---- Dataset rows

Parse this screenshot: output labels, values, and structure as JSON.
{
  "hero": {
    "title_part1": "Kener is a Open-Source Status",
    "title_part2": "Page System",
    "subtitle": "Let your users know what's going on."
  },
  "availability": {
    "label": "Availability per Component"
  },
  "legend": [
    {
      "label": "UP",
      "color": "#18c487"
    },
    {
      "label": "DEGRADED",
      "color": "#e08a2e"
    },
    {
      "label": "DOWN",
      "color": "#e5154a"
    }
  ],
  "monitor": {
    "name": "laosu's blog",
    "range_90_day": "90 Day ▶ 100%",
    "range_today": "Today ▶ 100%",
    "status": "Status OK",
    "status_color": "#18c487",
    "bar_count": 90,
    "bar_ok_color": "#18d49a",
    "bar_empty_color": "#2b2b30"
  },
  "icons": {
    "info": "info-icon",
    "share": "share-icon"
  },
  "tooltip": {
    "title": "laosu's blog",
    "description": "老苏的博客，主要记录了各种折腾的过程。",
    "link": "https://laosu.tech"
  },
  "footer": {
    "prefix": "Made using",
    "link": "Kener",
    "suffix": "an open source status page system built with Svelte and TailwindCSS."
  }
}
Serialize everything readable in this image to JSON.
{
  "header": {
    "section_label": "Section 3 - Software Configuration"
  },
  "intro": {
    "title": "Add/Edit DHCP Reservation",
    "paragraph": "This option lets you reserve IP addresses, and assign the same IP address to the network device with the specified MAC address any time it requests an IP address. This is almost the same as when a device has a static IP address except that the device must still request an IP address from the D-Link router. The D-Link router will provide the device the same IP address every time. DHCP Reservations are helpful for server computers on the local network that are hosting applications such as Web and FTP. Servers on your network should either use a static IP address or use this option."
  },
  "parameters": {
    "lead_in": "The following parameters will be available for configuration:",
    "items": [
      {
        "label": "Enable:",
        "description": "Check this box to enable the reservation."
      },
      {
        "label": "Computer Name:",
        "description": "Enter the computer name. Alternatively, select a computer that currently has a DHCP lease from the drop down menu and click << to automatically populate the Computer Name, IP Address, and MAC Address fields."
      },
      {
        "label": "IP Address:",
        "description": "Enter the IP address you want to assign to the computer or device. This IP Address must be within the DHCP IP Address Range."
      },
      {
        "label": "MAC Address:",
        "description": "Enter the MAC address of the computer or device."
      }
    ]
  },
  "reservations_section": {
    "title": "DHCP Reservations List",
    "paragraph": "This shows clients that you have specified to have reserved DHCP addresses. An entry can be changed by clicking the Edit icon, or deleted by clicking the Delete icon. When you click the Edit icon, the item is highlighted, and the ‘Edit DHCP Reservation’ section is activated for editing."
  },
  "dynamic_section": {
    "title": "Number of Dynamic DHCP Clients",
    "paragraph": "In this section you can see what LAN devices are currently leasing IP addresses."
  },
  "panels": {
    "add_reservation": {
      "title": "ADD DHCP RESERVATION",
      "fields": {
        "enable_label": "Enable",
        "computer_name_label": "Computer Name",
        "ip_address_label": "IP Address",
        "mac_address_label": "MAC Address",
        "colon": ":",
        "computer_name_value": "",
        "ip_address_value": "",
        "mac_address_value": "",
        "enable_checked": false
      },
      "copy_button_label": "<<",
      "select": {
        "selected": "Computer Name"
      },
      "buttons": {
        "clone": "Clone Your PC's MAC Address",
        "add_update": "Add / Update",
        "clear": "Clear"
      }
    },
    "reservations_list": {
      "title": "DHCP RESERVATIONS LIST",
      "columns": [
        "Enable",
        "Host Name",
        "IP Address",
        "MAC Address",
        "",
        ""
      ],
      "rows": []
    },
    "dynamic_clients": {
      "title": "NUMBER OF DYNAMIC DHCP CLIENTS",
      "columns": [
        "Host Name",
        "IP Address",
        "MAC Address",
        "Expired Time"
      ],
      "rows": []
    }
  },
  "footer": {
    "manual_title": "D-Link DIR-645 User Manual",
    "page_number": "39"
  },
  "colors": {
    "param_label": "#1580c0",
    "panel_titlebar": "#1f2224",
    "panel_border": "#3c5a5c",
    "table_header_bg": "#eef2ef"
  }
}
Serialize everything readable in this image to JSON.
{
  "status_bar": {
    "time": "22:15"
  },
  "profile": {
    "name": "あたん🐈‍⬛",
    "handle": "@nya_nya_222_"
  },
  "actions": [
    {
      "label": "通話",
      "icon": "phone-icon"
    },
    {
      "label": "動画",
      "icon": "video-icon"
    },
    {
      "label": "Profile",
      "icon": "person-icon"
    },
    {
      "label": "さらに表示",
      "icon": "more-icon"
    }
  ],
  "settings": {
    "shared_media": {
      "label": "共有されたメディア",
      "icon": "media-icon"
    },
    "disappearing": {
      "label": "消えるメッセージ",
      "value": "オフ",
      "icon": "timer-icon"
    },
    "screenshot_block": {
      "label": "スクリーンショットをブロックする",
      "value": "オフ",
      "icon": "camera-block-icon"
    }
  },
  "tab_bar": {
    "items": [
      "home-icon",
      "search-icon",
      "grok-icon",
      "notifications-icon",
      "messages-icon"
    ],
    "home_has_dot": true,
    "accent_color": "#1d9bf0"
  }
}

--------

Task: Above are some records. Print them all exactly.

Final answer:
Parse this screenshot: output labels, values, and structure as JSON.
{
  "hero": {
    "title_part1": "Kener is a Open-Source Status",
    "title_part2": "Page System",
    "subtitle": "Let your users know what's going on."
  },
  "availability": {
    "label": "Availability per Component"
  },
  "legend": [
    {
      "label": "UP",
      "color": "#18c487"
    },
    {
      "label": "DEGRADED",
      "color": "#e08a2e"
    },
    {
      "label": "DOWN",
      "color": "#e5154a"
    }
  ],
  "monitor": {
    "name": "laosu's blog",
    "range_90_day": "90 Day ▶ 100%",
    "range_today": "Today ▶ 100%",
    "status": "Status OK",
    "status_color": "#18c487",
    "bar_count": 90,
    "bar_ok_color": "#18d49a",
    "bar_empty_color": "#2b2b30"
  },
  "icons": {
    "info": "info-icon",
    "share": "share-icon"
  },
  "tooltip": {
    "title": "laosu's blog",
    "description": "老苏的博客，主要记录了各种折腾的过程。",
    "link": "https://laosu.tech"
  },
  "footer": {
    "prefix": "Made using",
    "link": "Kener",
    "suffix": "an open source status page system built with Svelte and TailwindCSS."
  }
}
Serialize everything readable in this image to JSON.
{
  "header": {
    "section_label": "Section 3 - Software Configuration"
  },
  "intro": {
    "title": "Add/Edit DHCP Reservation",
    "paragraph": "This option lets you reserve IP addresses, and assign the same IP address to the network device with the specified MAC address any time it requests an IP address. This is almost the same as when a device has a static IP address except that the device must still request an IP address from the D-Link router. The D-Link router will provide the device the same IP address every time. DHCP Reservations are helpful for server computers on the local network that are hosting applications such as Web and FTP. Servers on your network should either use a static IP address or use this option."
  },
  "parameters": {
    "lead_in": "The following parameters will be available for configuration:",
    "items": [
      {
        "label": "Enable:",
        "description": "Check this box to enable the reservation."
      },
      {
        "label": "Computer Name:",
        "description": "Enter the computer name. Alternatively, select a computer that currently has a DHCP lease from the drop down menu and click << to automatically populate the Computer Name, IP Address, and MAC Address fields."
      },
      {
        "label": "IP Address:",
        "description": "Enter the IP address you want to assign to the computer or device. This IP Address must be within the DHCP IP Address Range."
      },
      {
        "label": "MAC Address:",
        "description": "Enter the MAC address of the computer or device."
      }
    ]
  },
  "reservations_section": {
    "title": "DHCP Reservations List",
    "paragraph": "This shows clients that you have specified to have reserved DHCP addresses. An entry can be changed by clicking the Edit icon, or deleted by clicking the Delete icon. When you click the Edit icon, the item is highlighted, and the ‘Edit DHCP Reservation’ section is activated for editing."
  },
  "dynamic_section": {
    "title": "Number of Dynamic DHCP Clients",
    "paragraph": "In this section you can see what LAN devices are currently leasing IP addresses."
  },
  "panels": {
    "add_reservation": {
      "title": "ADD DHCP RESERVATION",
      "fields": {
        "enable_label": "Enable",
        "computer_name_label": "Computer Name",
        "ip_address_label": "IP Address",
        "mac_address_label": "MAC Address",
        "colon": ":",
        "computer_name_value": "",
        "ip_address_value": "",
        "mac_address_value": "",
        "enable_checked": false
      },
      "copy_button_label": "<<",
      "select": {
        "selected": "Computer Name"
      },
      "buttons": {
        "clone": "Clone Your PC's MAC Address",
        "add_update": "Add / Update",
        "clear": "Clear"
      }
    },
    "reservations_list": {
      "title": "DHCP RESERVATIONS LIST",
      "columns": [
        "Enable",
        "Host Name",
        "IP Address",
        "MAC Address",
        "",
        ""
      ],
      "rows": []
    },
    "dynamic_clients": {
      "title": "NUMBER OF DYNAMIC DHCP CLIENTS",
      "columns": [
        "Host Name",
        "IP Address",
        "MAC Address",
        "Expired Time"
      ],
      "rows": []
    }
  },
  "footer": {
    "manual_title": "D-Link DIR-645 User Manual",
    "page_number": "39"
  },
  "colors": {
    "param_label": "#1580c0",
    "panel_titlebar": "#1f2224",
    "panel_border": "#3c5a5c",
    "table_header_bg": "#eef2ef"
  }
}
Serialize everything readable in this image to JSON.
{
  "status_bar": {
    "time": "22:15"
  },
  "profile": {
    "name": "あたん🐈‍⬛",
    "handle": "@nya_nya_222_"
  },
  "actions": [
    {
      "label": "通話",
      "icon": "phone-icon"
    },
    {
      "label": "動画",
      "icon": "video-icon"
    },
    {
      "label": "Profile",
      "icon": "person-icon"
    },
    {
      "label": "さらに表示",
      "icon": "more-icon"
    }
  ],
  "settings": {
    "shared_media": {
      "label": "共有されたメディア",
      "icon": "media-icon"
    },
    "disappearing": {
      "label": "消えるメッセージ",
      "value": "オフ",
      "icon": "timer-icon"
    },
    "screenshot_block": {
      "label": "スクリーンショットをブロックする",
      "value": "オフ",
      "icon": "camera-block-icon"
    }
  },
  "tab_bar": {
    "items": [
      "home-icon",
      "search-icon",
      "grok-icon",
      "notifications-icon",
      "messages-icon"
    ],
    "home_has_dot": true,
    "accent_color": "#1d9bf0"
  }
}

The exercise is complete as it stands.